# [Challenge]
Repeat the material below exactly, line for line.

# [Records for this exercise]
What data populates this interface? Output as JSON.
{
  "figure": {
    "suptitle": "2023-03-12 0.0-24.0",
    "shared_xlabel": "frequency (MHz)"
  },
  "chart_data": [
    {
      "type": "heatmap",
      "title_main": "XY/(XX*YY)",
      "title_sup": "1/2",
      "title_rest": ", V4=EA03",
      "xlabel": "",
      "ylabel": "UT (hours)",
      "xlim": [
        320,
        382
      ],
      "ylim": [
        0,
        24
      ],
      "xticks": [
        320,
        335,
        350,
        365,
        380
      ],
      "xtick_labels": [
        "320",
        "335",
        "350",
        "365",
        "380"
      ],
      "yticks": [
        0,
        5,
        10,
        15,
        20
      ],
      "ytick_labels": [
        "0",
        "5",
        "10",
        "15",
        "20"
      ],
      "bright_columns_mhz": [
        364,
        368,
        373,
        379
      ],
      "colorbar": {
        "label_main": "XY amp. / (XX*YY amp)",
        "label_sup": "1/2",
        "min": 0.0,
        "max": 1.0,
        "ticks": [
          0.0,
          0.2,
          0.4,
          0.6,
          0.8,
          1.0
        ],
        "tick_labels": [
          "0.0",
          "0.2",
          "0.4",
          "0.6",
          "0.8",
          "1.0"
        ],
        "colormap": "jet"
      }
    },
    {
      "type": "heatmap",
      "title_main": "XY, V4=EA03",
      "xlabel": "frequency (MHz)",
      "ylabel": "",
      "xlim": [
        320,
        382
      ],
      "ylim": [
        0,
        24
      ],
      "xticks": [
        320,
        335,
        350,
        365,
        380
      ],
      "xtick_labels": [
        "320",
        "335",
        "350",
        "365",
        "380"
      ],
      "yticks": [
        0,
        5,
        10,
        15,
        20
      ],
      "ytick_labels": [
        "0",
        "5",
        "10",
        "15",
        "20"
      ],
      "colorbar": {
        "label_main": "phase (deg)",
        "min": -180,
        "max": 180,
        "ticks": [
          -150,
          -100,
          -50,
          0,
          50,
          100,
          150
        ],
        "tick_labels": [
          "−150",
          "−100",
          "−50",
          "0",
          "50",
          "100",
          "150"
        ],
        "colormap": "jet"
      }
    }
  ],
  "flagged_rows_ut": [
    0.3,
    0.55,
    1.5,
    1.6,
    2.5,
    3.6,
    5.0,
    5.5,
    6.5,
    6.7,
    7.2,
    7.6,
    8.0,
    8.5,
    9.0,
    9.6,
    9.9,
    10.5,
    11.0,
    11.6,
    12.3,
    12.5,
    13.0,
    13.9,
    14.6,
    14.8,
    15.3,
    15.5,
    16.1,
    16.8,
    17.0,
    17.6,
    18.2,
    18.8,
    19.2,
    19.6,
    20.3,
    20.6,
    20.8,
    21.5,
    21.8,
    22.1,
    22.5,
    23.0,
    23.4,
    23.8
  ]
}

# [Answer]
What data populates this interface? Output as JSON.
{
  "figure": {
    "suptitle": "2023-03-12 0.0-24.0",
    "shared_xlabel": "frequency (MHz)"
  },
  "chart_data": [
    {
      "type": "heatmap",
      "title_main": "XY/(XX*YY)",
      "title_sup": "1/2",
      "title_rest": ", V4=EA03",
      "xlabel": "",
      "ylabel": "UT (hours)",
      "xlim": [
        320,
        382
      ],
      "ylim": [
        0,
        24
      ],
      "xticks": [
        320,
        335,
        350,
        365,
        380
      ],
      "xtick_labels": [
        "320",
        "335",
        "350",
        "365",
        "380"
      ],
      "yticks": [
        0,
        5,
        10,
        15,
        20
      ],
      "ytick_labels": [
        "0",
        "5",
        "10",
        "15",
        "20"
      ],
      "bright_columns_mhz": [
        364,
        368,
        373,
        379
      ],
      "colorbar": {
        "label_main": "XY amp. / (XX*YY amp)",
        "label_sup": "1/2",
        "min": 0.0,
        "max": 1.0,
        "ticks": [
          0.0,
          0.2,
          0.4,
          0.6,
          0.8,
          1.0
        ],
        "tick_labels": [
          "0.0",
          "0.2",
          "0.4",
          "0.6",
          "0.8",
          "1.0"
        ],
        "colormap": "jet"
      }
    },
    {
      "type": "heatmap",
      "title_main": "XY, V4=EA03",
      "xlabel": "frequency (MHz)",
      "ylabel": "",
      "xlim": [
        320,
        382
      ],
      "ylim": [
        0,
        24
      ],
      "xticks": [
        320,
        335,
        350,
        365,
        380
      ],
      "xtick_labels": [
        "320",
        "335",
        "350",
        "365",
        "380"
      ],
      "yticks": [
        0,
        5,
        10,
        15,
        20
      ],
      "ytick_labels": [
        "0",
        "5",
        "10",
        "15",
        "20"
      ],
      "colorbar": {
        "label_main": "phase (deg)",
        "min": -180,
        "max": 180,
        "ticks": [
          -150,
          -100,
          -50,
          0,
          50,
          100,
          150
        ],
        "tick_labels": [
          "−150",
          "−100",
          "−50",
          "0",
          "50",
          "100",
          "150"
        ],
        "colormap": "jet"
      }
    }
  ],
  "flagged_rows_ut": [
    0.3,
    0.55,
    1.5,
    1.6,
    2.5,
    3.6,
    5.0,
    5.5,
    6.5,
    6.7,
    7.2,
    7.6,
    8.0,
    8.5,
    9.0,
    9.6,
    9.9,
    10.5,
    11.0,
    11.6,
    12.3,
    12.5,
    13.0,
    13.9,
    14.6,
    14.8,
    15.3,
    15.5,
    16.1,
    16.8,
    17.0,
    17.6,
    18.2,
    18.8,
    19.2,
    19.6,
    20.3,
    20.6,
    20.8,
    21.5,
    21.8,
    22.1,
    22.5,
    23.0,
    23.4,
    23.8
  ]
}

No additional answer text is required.